- _Problem_
Report how many lines hold the word "hlediska"; answer with the number alone.

- _Records for the task_
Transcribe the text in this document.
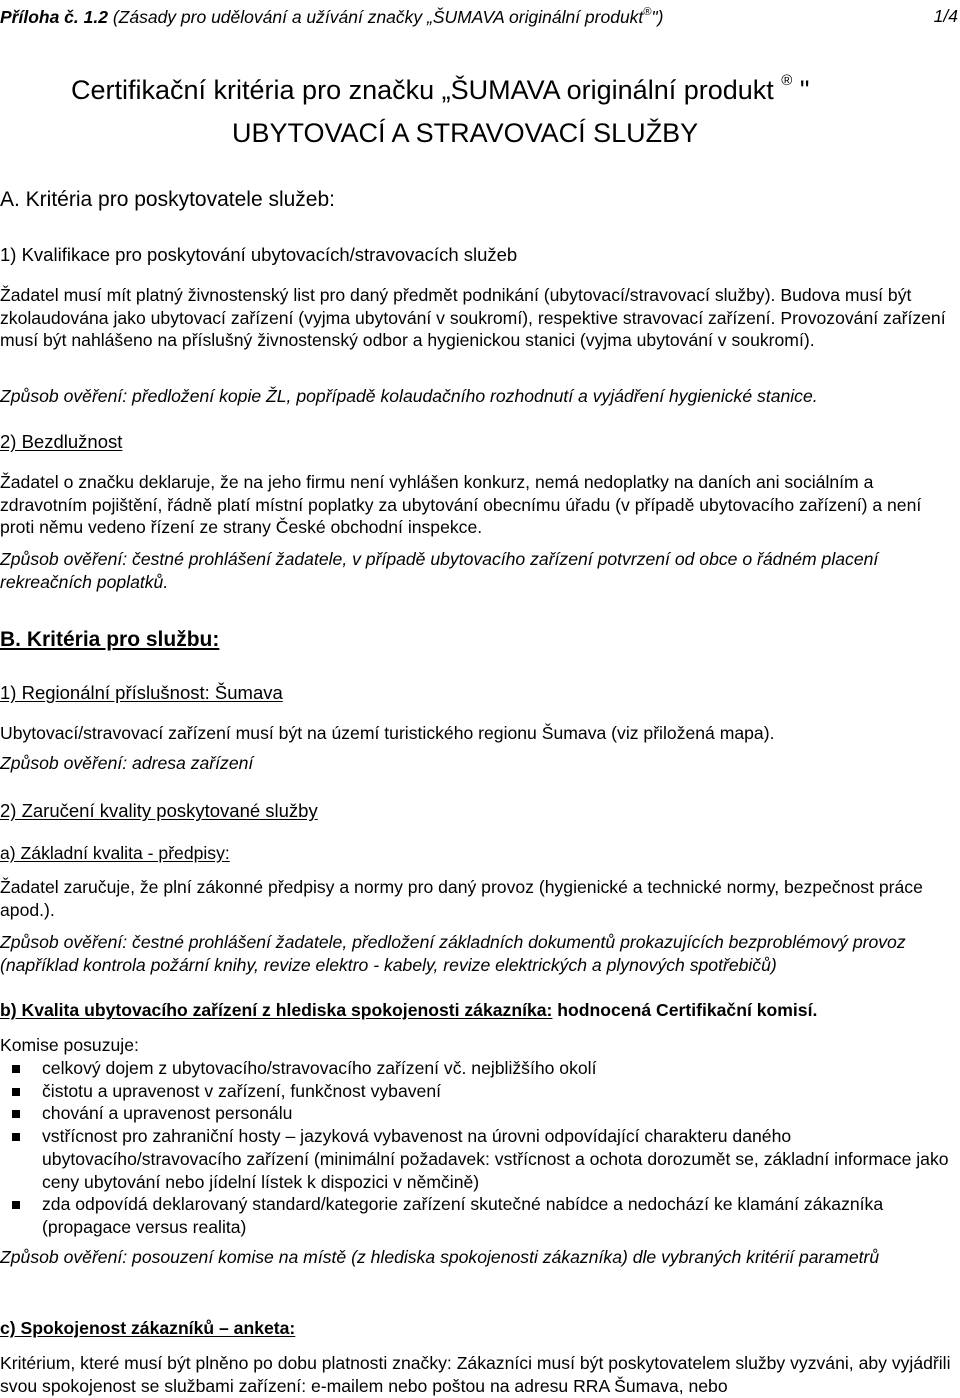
Příloha č. 1.2 (Zásady pro udělování a užívání značky „ŠUMAVA originální produkt®")	1/4
Certifikační kritéria pro značku „ŠUMAVA originální produkt ® "
UBYTOVACÍ A STRAVOVACÍ SLUŽBY
A. Kritéria pro poskytovatele služeb:
1) Kvalifikace pro poskytování ubytovacích/stravovacích služeb
Žadatel musí mít platný živnostenský list pro daný předmět podnikání (ubytovací/stravovací služby). Budova musí být zkolaudována jako ubytovací zařízení (vyjma ubytování v soukromí), respektive stravovací zařízení. Provozování zařízení musí být nahlášeno na příslušný živnostenský odbor a hygienickou stanici (vyjma ubytování v soukromí).
Způsob ověření: předložení kopie ŽL, popřípadě kolaudačního rozhodnutí a vyjádření hygienické stanice.
2) Bezdlužnost
Žadatel o značku deklaruje, že na jeho firmu není vyhlášen konkurz, nemá nedoplatky na daních ani sociálním a zdravotním pojištění, řádně platí místní poplatky za ubytování obecnímu úřadu (v případě ubytovacího zařízení) a není proti němu vedeno řízení ze strany České obchodní inspekce.
Způsob ověření: čestné prohlášení žadatele, v případě ubytovacího zařízení potvrzení od obce o řádném placení rekreačních poplatků.
B. Kritéria pro službu:
1) Regionální příslušnost: Šumava
Ubytovací/stravovací zařízení musí být na území turistického regionu Šumava (viz přiložená mapa).
Způsob ověření: adresa zařízení
2) Zaručení kvality poskytované služby
a) Základní kvalita - předpisy:
Žadatel zaručuje, že plní zákonné předpisy a normy pro daný provoz (hygienické a technické normy, bezpečnost práce apod.).
Způsob ověření: čestné prohlášení žadatele, předložení základních dokumentů prokazujících bezproblémový provoz (například kontrola požární knihy, revize elektro - kabely, revize elektrických a plynových spotřebičů)
b) Kvalita ubytovacího zařízení z hlediska spokojenosti zákazníka: hodnocená Certifikační komisí.
Komise posuzuje:
celkový dojem z ubytovacího/stravovacího zařízení vč. nejbližšího okolí
čistotu a upravenost v zařízení, funkčnost vybavení
chování a upravenost personálu
vstřícnost pro zahraniční hosty – jazyková vybavenost na úrovni odpovídající charakteru daného ubytovacího/stravovacího zařízení (minimální požadavek: vstřícnost a ochota dorozumět se, základní informace jako ceny ubytování nebo jídelní lístek k dispozici v němčině)
zda odpovídá deklarovaný standard/kategorie zařízení skutečné nabídce a nedochází ke klamání zákazníka (propagace versus realita)
Způsob ověření: posouzení komise na místě (z hlediska spokojenosti zákazníka) dle vybraných kritérií parametrů
c) Spokojenost zákazníků – anketa:
Kritérium, které musí být plněno po dobu platnosti značky: Zákazníci musí být poskytovatelem služby vyzváni, aby vyjádřili svou spokojenost se službami zařízení: e-mailem nebo poštou na adresu RRA Šumava, nebo
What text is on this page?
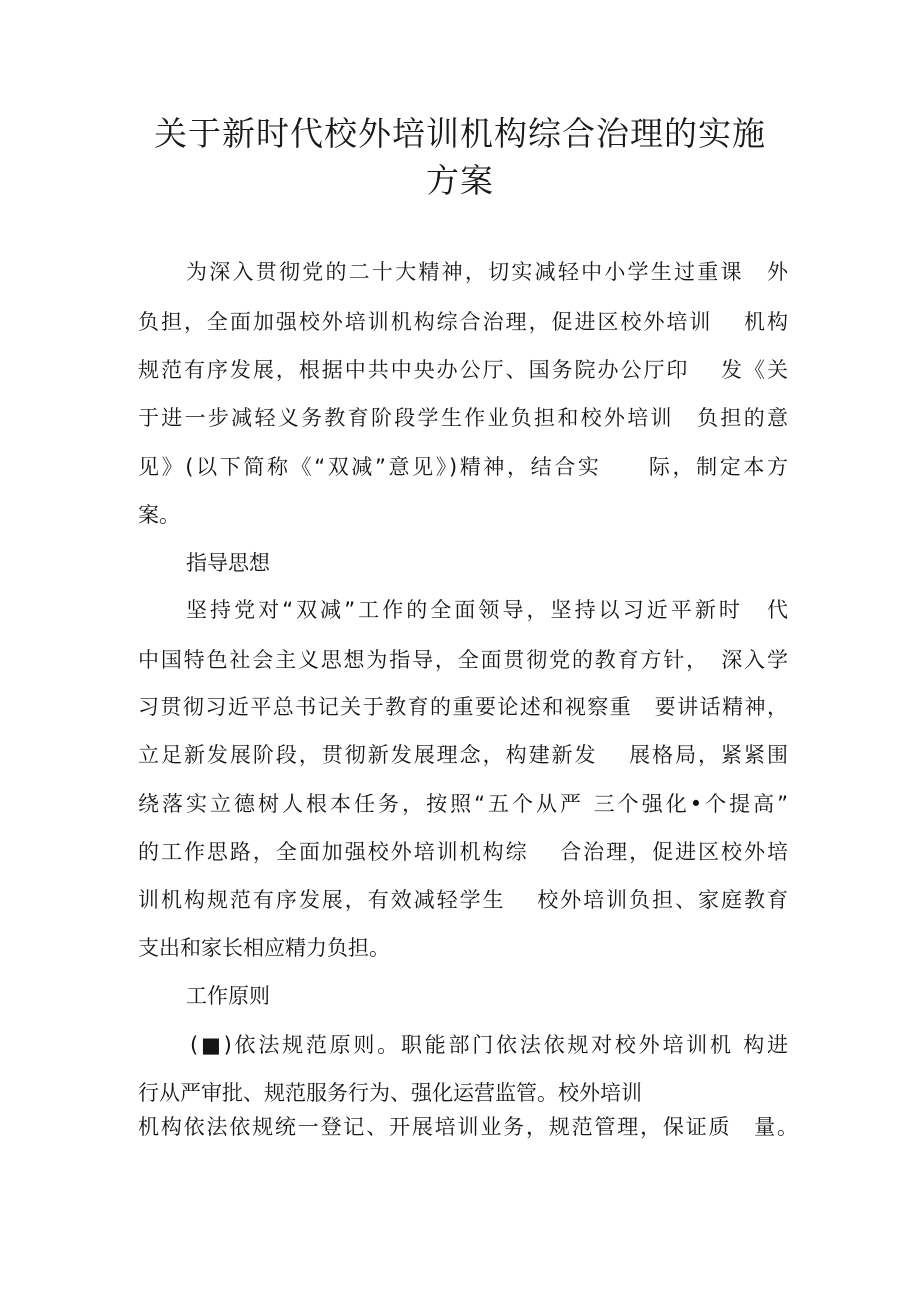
关于新时代校外培训机构综合治理的实施
方案
为深入贯彻党的二十大精神，切实减轻中小学生过重课　外
负担，全面加强校外培训机构综合治理，促进区校外培训　 机构
规范有序发展，根据中共中央办公厅、国务院办公厅印　 发《关
于进一步减轻义务教育阶段学生作业负担和校外培训　负担的意
见》(以下简称《“双减”意见》)精神，结合实　　际，制定本方
案。
指导思想
坚持党对“双减”工作的全面领导，坚持以习近平新时　代
中国特色社会主义思想为指导，全面贯彻党的教育方针，　深入学
习贯彻习近平总书记关于教育的重要论述和视察重　要讲话精神，
立足新发展阶段，贯彻新发展理念，构建新发　 展格局，紧紧围
绕落实立德树人根本任务，按照“五个从严 三个强化•个提高”
的工作思路，全面加强校外培训机构综　 合治理，促进区校外培
训机构规范有序发展，有效减轻学生　 校外培训负担、家庭教育
支出和家长相应精力负担。
工作原则
(■)依法规范原则。职能部门依法依规对校外培训机 构进
行从严审批、规范服务行为、强化运营监管。校外培训
机构依法依规统一登记、开展培训业务，规范管理，保证质　量。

- _Expected answer_
2